Collected data:
::::::
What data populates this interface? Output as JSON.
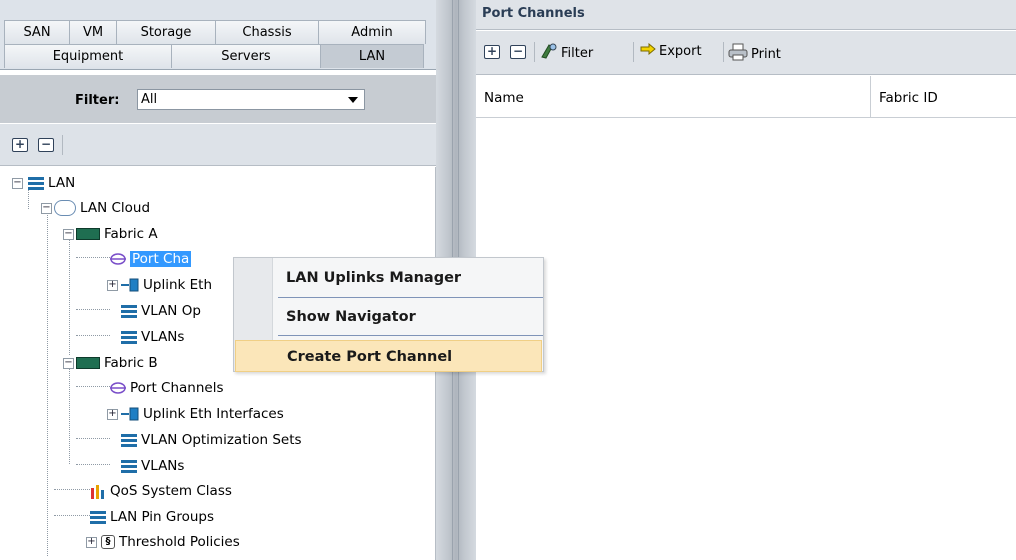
{
  "left_pane": {
    "tabs_row1": [
      "SAN",
      "VM",
      "Storage",
      "Chassis",
      "Admin"
    ],
    "tabs_row2": [
      "Equipment",
      "Servers",
      "LAN"
    ],
    "active_tab": "LAN",
    "filter": {
      "label": "Filter:",
      "value": "All"
    },
    "tree_toolbar": {
      "expand_label": "+",
      "collapse_label": "−"
    },
    "tree": [
      {
        "label": "LAN"
      },
      {
        "label": "LAN Cloud"
      },
      {
        "label": "Fabric A"
      },
      {
        "label": "Port Channels",
        "shown": "Port Cha"
      },
      {
        "label": "Uplink Eth Interfaces",
        "shown": "Uplink Eth"
      },
      {
        "label": "VLAN Optimization Sets",
        "shown": "VLAN Op"
      },
      {
        "label": "VLANs"
      },
      {
        "label": "Fabric B"
      },
      {
        "label": "Port Channels"
      },
      {
        "label": "Uplink Eth Interfaces"
      },
      {
        "label": "VLAN Optimization Sets"
      },
      {
        "label": "VLANs"
      },
      {
        "label": "QoS System Class"
      },
      {
        "label": "LAN Pin Groups"
      },
      {
        "label": "Threshold Policies"
      }
    ]
  },
  "right_pane": {
    "title": "Port Channels",
    "toolbar": {
      "add": "+",
      "remove": "−",
      "filter": "Filter",
      "export": "Export",
      "print": "Print"
    },
    "columns": [
      "Name",
      "Fabric ID"
    ]
  },
  "context_menu": {
    "items": [
      "LAN Uplinks Manager",
      "Show Navigator",
      "Create Port Channel"
    ],
    "highlighted_index": 2
  },
  "colors": {
    "selection": "#3399ff",
    "menu_highlight": "#fbe6b9",
    "tree_icon_blue": "#1f6ea8",
    "fabric_green": "#1f6e51"
  }
}
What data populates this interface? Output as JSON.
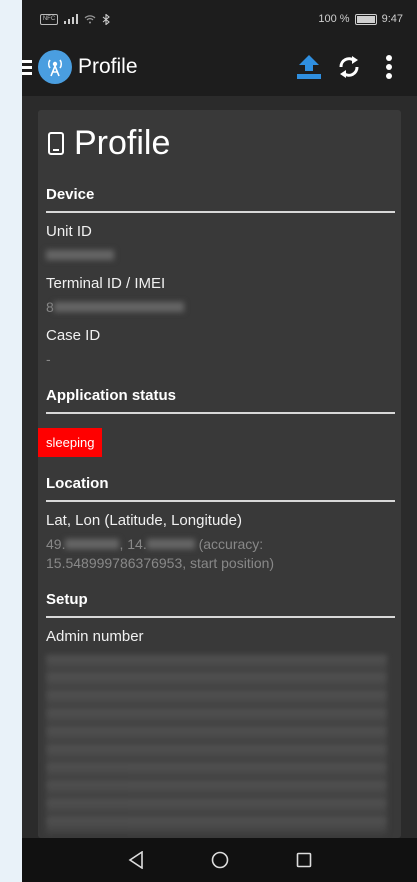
{
  "status_bar": {
    "left_icons": [
      "nfc-icon",
      "signal-icon",
      "wifi-icon",
      "bluetooth-icon"
    ],
    "battery": "100 %",
    "time": "9:47"
  },
  "app_bar": {
    "title": "Profile",
    "icons": [
      "upload-icon",
      "sync-icon",
      "more-vert-icon"
    ]
  },
  "card": {
    "title": "Profile",
    "device": {
      "heading": "Device",
      "unit_id_label": "Unit ID",
      "terminal_label": "Terminal ID / IMEI",
      "terminal_value": "8",
      "case_id_label": "Case ID",
      "case_id_value": "-"
    },
    "app_status": {
      "heading": "Application status",
      "badge": "sleeping"
    },
    "location": {
      "heading": "Location",
      "label": "Lat, Lon (Latitude, Longitude)",
      "lat_prefix": "49.",
      "lon_prefix": ", 14.",
      "accuracy": " (accuracy: 15.548999786376953, start position)"
    },
    "setup": {
      "heading": "Setup",
      "admin_label": "Admin number"
    }
  },
  "colors": {
    "badge": "#ff0000",
    "accent": "#4a9ee0",
    "card_bg": "#393939"
  }
}
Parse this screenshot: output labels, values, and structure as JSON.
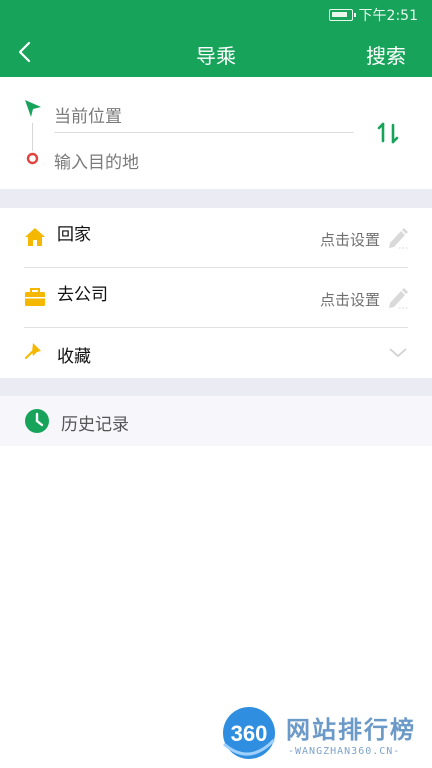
{
  "status_bar": {
    "time_prefix": "下午",
    "time": "2:51"
  },
  "header": {
    "title": "导乘",
    "search_label": "搜索"
  },
  "route": {
    "origin_placeholder": "当前位置",
    "destination_placeholder": "输入目的地"
  },
  "favorites": {
    "home_label": "回家",
    "home_setting": "点击设置",
    "company_label": "去公司",
    "company_setting": "点击设置",
    "collect_label": "收藏"
  },
  "history": {
    "label": "历史记录"
  },
  "watermark": {
    "logo_text": "360",
    "brand": "网站排行榜",
    "site": "-WANGZHAN360.CN-"
  },
  "colors": {
    "brand_green": "#17a35a",
    "home_yellow": "#f5b800",
    "destination_red": "#e0443c"
  }
}
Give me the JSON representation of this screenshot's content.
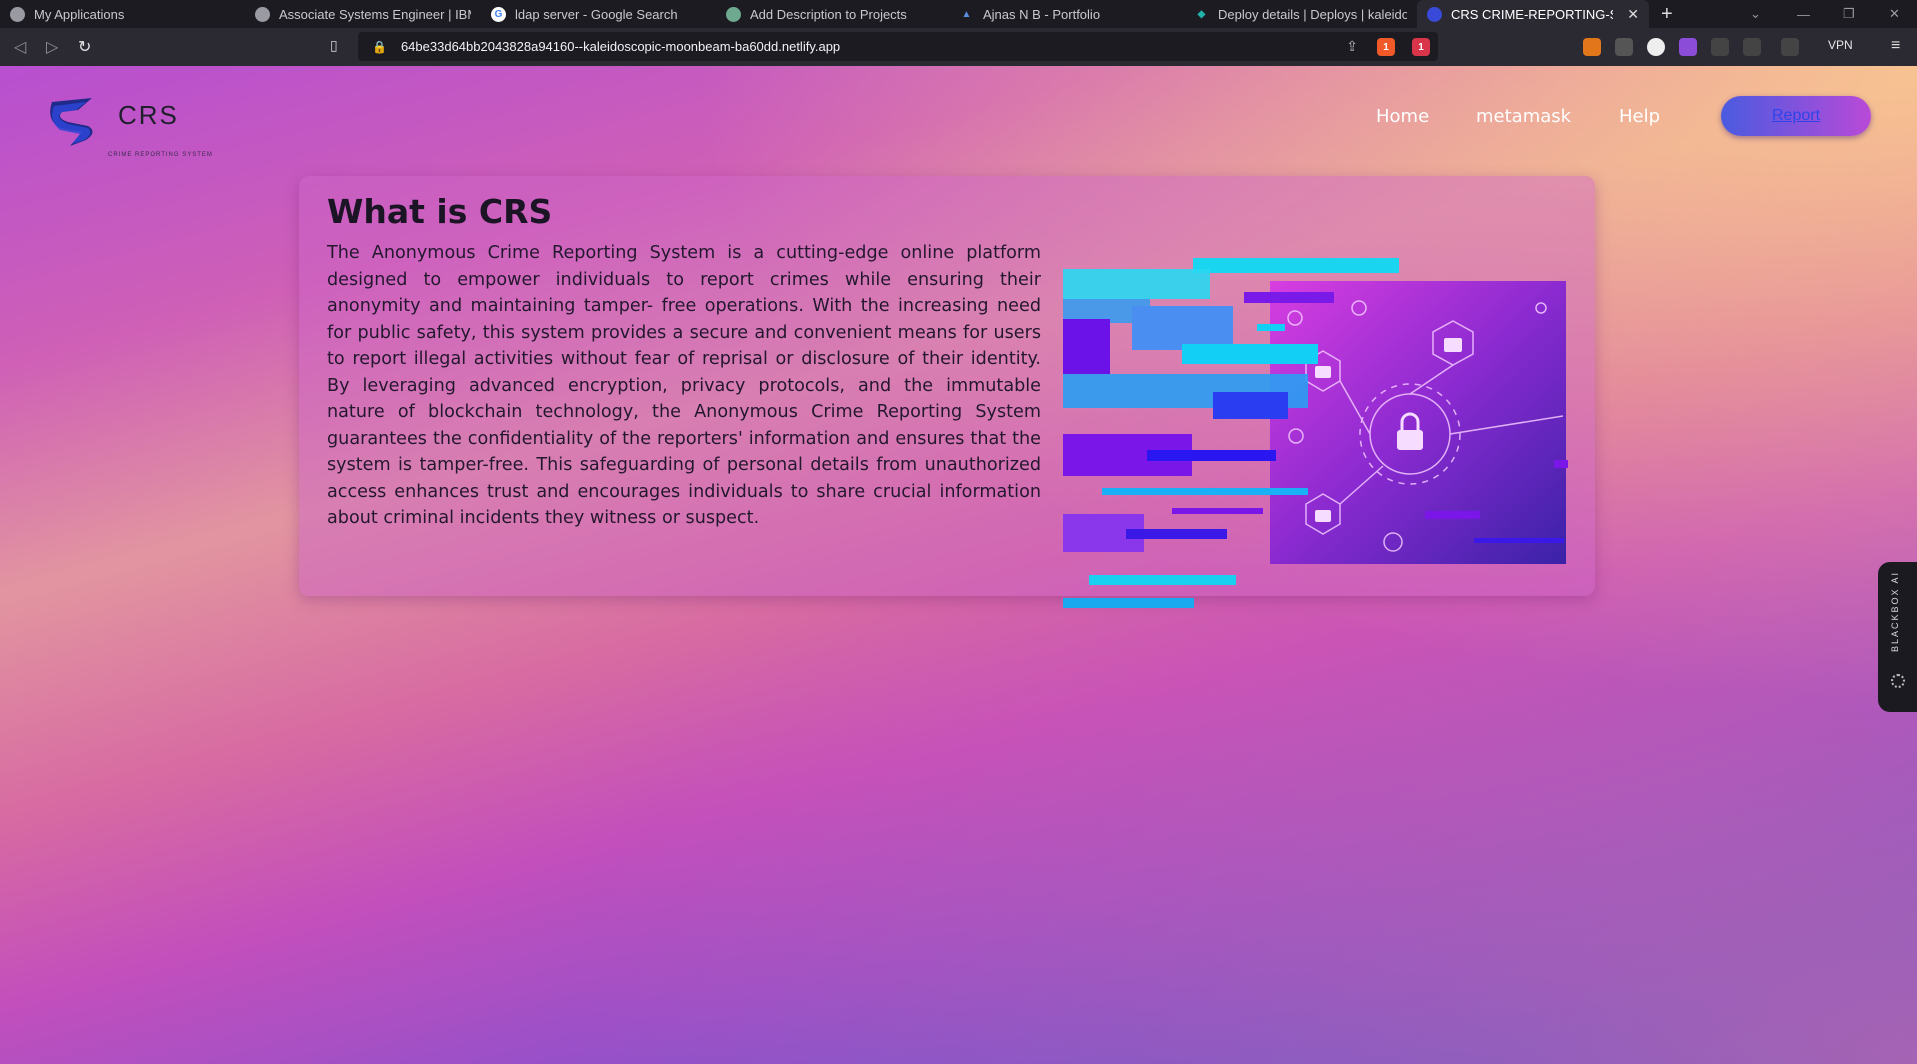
{
  "browser": {
    "tabs": [
      {
        "title": "My Applications",
        "icon": "globe-icon",
        "color": "#9a9aa2"
      },
      {
        "title": "Associate Systems Engineer | IBM Car",
        "icon": "globe-icon",
        "color": "#9a9aa2"
      },
      {
        "title": "ldap server - Google Search",
        "icon": "google-icon",
        "color": "#ffffff"
      },
      {
        "title": "Add Description to Projects",
        "icon": "chatgpt-icon",
        "color": "#6ea88f"
      },
      {
        "title": "Ajnas N B - Portfolio",
        "icon": "portfolio-icon",
        "color": "#5a8ce0"
      },
      {
        "title": "Deploy details | Deploys | kaleidoscop",
        "icon": "netlify-icon",
        "color": "#20b2a8"
      },
      {
        "title": "CRS CRIME-REPORTING-SYSTEM",
        "icon": "crs-logo-icon",
        "color": "#3a4ad8",
        "active": true
      }
    ],
    "url": "64be33d64bb2043828a94160--kaleidoscopic-moonbeam-ba60dd.netlify.app",
    "vpn_label": "VPN",
    "shield_badge": "1",
    "alert_badge": "1"
  },
  "site": {
    "logo_text": "CRS",
    "logo_sub": "CRIME REPORTING SYSTEM",
    "nav": {
      "home": "Home",
      "metamask": "metamask",
      "help": "Help",
      "report": "Report"
    },
    "about": {
      "title": "What is CRS",
      "body": "The Anonymous Crime Reporting System is a cutting-edge online platform designed to empower individuals to report crimes while ensuring their anonymity and maintaining tamper- free operations. With the increasing need for public safety, this system provides a secure and convenient means for users to report illegal activities without fear of reprisal or disclosure of their identity. By leveraging advanced encryption, privacy protocols, and the immutable nature of blockchain technology, the Anonymous Crime Reporting System guarantees the confidentiality of the reporters' information and ensures that the system is tamper-free. This safeguarding of personal details from unauthorized access enhances trust and encourages individuals to share crucial information about criminal incidents they witness or suspect."
    },
    "side_widget": "BLACKBOX AI"
  },
  "colors": {
    "accent_blue": "#2f44e8",
    "page_gradient_top": "#b74fd0",
    "page_gradient_bottom": "#4a56d6"
  }
}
::::::
Task brief: Write every record out again exactly; no pictures belong in the copy.

Finished exercise:
What data populates this interface? Output as JSON.
{
  "left_pane": {
    "tabs_row1": [
      "SAN",
      "VM",
      "Storage",
      "Chassis",
      "Admin"
    ],
    "tabs_row2": [
      "Equipment",
      "Servers",
      "LAN"
    ],
    "active_tab": "LAN",
    "filter": {
      "label": "Filter:",
      "value": "All"
    },
    "tree_toolbar": {
      "expand_label": "+",
      "collapse_label": "−"
    },
    "tree": [
      {
        "label": "LAN"
      },
      {
        "label": "LAN Cloud"
      },
      {
        "label": "Fabric A"
      },
      {
        "label": "Port Channels",
        "shown": "Port Cha"
      },
      {
        "label": "Uplink Eth Interfaces",
        "shown": "Uplink Eth"
      },
      {
        "label": "VLAN Optimization Sets",
        "shown": "VLAN Op"
      },
      {
        "label": "VLANs"
      },
      {
        "label": "Fabric B"
      },
      {
        "label": "Port Channels"
      },
      {
        "label": "Uplink Eth Interfaces"
      },
      {
        "label": "VLAN Optimization Sets"
      },
      {
        "label": "VLANs"
      },
      {
        "label": "QoS System Class"
      },
      {
        "label": "LAN Pin Groups"
      },
      {
        "label": "Threshold Policies"
      }
    ]
  },
  "right_pane": {
    "title": "Port Channels",
    "toolbar": {
      "add": "+",
      "remove": "−",
      "filter": "Filter",
      "export": "Export",
      "print": "Print"
    },
    "columns": [
      "Name",
      "Fabric ID"
    ]
  },
  "context_menu": {
    "items": [
      "LAN Uplinks Manager",
      "Show Navigator",
      "Create Port Channel"
    ],
    "highlighted_index": 2
  },
  "colors": {
    "selection": "#3399ff",
    "menu_highlight": "#fbe6b9",
    "tree_icon_blue": "#1f6ea8",
    "fabric_green": "#1f6e51"
  }
}
What data populates this interface? Output as JSON.
{
  "status_bar": {
    "left_icons": [
      "nfc-icon",
      "signal-icon",
      "wifi-icon",
      "bluetooth-icon"
    ],
    "battery": "100 %",
    "time": "9:47"
  },
  "app_bar": {
    "title": "Profile",
    "icons": [
      "upload-icon",
      "sync-icon",
      "more-vert-icon"
    ]
  },
  "card": {
    "title": "Profile",
    "device": {
      "heading": "Device",
      "unit_id_label": "Unit ID",
      "terminal_label": "Terminal ID / IMEI",
      "terminal_value": "8",
      "case_id_label": "Case ID",
      "case_id_value": "-"
    },
    "app_status": {
      "heading": "Application status",
      "badge": "sleeping"
    },
    "location": {
      "heading": "Location",
      "label": "Lat, Lon (Latitude, Longitude)",
      "lat_prefix": "49.",
      "lon_prefix": ", 14.",
      "accuracy": " (accuracy: 15.548999786376953, start position)"
    },
    "setup": {
      "heading": "Setup",
      "admin_label": "Admin number"
    }
  },
  "colors": {
    "badge": "#ff0000",
    "accent": "#4a9ee0",
    "card_bg": "#393939"
  }
}
Parse this screenshot: output labels, values, and structure as JSON.
{
  "status_bar": {
    "time_prefix": "下午",
    "time": "2:51"
  },
  "header": {
    "title": "导乘",
    "search_label": "搜索"
  },
  "route": {
    "origin_placeholder": "当前位置",
    "destination_placeholder": "输入目的地"
  },
  "favorites": {
    "home_label": "回家",
    "home_setting": "点击设置",
    "company_label": "去公司",
    "company_setting": "点击设置",
    "collect_label": "收藏"
  },
  "history": {
    "label": "历史记录"
  },
  "watermark": {
    "logo_text": "360",
    "brand": "网站排行榜",
    "site": "-WANGZHAN360.CN-"
  },
  "colors": {
    "brand_green": "#17a35a",
    "home_yellow": "#f5b800",
    "destination_red": "#e0443c"
  }
}
Give me the JSON representation of this screenshot's content.
{
  "browser": {
    "tabs": [
      {
        "title": "My Applications",
        "icon": "globe-icon",
        "color": "#9a9aa2"
      },
      {
        "title": "Associate Systems Engineer | IBM Car",
        "icon": "globe-icon",
        "color": "#9a9aa2"
      },
      {
        "title": "ldap server - Google Search",
        "icon": "google-icon",
        "color": "#ffffff"
      },
      {
        "title": "Add Description to Projects",
        "icon": "chatgpt-icon",
        "color": "#6ea88f"
      },
      {
        "title": "Ajnas N B - Portfolio",
        "icon": "portfolio-icon",
        "color": "#5a8ce0"
      },
      {
        "title": "Deploy details | Deploys | kaleidoscop",
        "icon": "netlify-icon",
        "color": "#20b2a8"
      },
      {
        "title": "CRS CRIME-REPORTING-SYSTEM",
        "icon": "crs-logo-icon",
        "color": "#3a4ad8",
        "active": true
      }
    ],
    "url": "64be33d64bb2043828a94160--kaleidoscopic-moonbeam-ba60dd.netlify.app",
    "vpn_label": "VPN",
    "shield_badge": "1",
    "alert_badge": "1"
  },
  "site": {
    "logo_text": "CRS",
    "logo_sub": "CRIME REPORTING SYSTEM",
    "nav": {
      "home": "Home",
      "metamask": "metamask",
      "help": "Help",
      "report": "Report"
    },
    "about": {
      "title": "What is CRS",
      "body": "The Anonymous Crime Reporting System is a cutting-edge online platform designed to empower individuals to report crimes while ensuring their anonymity and maintaining tamper- free operations. With the increasing need for public safety, this system provides a secure and convenient means for users to report illegal activities without fear of reprisal or disclosure of their identity. By leveraging advanced encryption, privacy protocols, and the immutable nature of blockchain technology, the Anonymous Crime Reporting System guarantees the confidentiality of the reporters' information and ensures that the system is tamper-free. This safeguarding of personal details from unauthorized access enhances trust and encourages individuals to share crucial information about criminal incidents they witness or suspect."
    },
    "side_widget": "BLACKBOX AI"
  },
  "colors": {
    "accent_blue": "#2f44e8",
    "page_gradient_top": "#b74fd0",
    "page_gradient_bottom": "#4a56d6"
  }
}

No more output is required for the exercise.